Repeat the listing in full, preserving every character.

(Stored entries)
══════════

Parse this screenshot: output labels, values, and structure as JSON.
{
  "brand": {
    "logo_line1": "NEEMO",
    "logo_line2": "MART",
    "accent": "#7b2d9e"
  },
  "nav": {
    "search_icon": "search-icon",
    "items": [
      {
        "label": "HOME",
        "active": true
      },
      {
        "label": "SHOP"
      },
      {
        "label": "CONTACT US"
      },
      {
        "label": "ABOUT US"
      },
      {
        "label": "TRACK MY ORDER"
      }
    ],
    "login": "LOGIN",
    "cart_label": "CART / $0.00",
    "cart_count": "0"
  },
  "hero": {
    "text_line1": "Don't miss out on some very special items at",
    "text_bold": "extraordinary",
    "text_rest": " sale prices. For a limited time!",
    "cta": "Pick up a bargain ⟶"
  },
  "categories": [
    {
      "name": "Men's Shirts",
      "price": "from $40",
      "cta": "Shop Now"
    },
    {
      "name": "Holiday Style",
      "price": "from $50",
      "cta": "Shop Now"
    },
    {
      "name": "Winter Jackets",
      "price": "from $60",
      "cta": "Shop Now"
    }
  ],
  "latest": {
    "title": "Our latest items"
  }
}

══════════

» **OUTPUT FOR THIS EXERCISE**:
Parse this screenshot: output labels, values, and structure as JSON.
{
  "brand": {
    "logo_line1": "NEEMO",
    "logo_line2": "MART",
    "accent": "#7b2d9e"
  },
  "nav": {
    "search_icon": "search-icon",
    "items": [
      {
        "label": "HOME",
        "active": true
      },
      {
        "label": "SHOP"
      },
      {
        "label": "CONTACT US"
      },
      {
        "label": "ABOUT US"
      },
      {
        "label": "TRACK MY ORDER"
      }
    ],
    "login": "LOGIN",
    "cart_label": "CART / $0.00",
    "cart_count": "0"
  },
  "hero": {
    "text_line1": "Don't miss out on some very special items at",
    "text_bold": "extraordinary",
    "text_rest": " sale prices. For a limited time!",
    "cta": "Pick up a bargain ⟶"
  },
  "categories": [
    {
      "name": "Men's Shirts",
      "price": "from $40",
      "cta": "Shop Now"
    },
    {
      "name": "Holiday Style",
      "price": "from $50",
      "cta": "Shop Now"
    },
    {
      "name": "Winter Jackets",
      "price": "from $60",
      "cta": "Shop Now"
    }
  ],
  "latest": {
    "title": "Our latest items"
  }
}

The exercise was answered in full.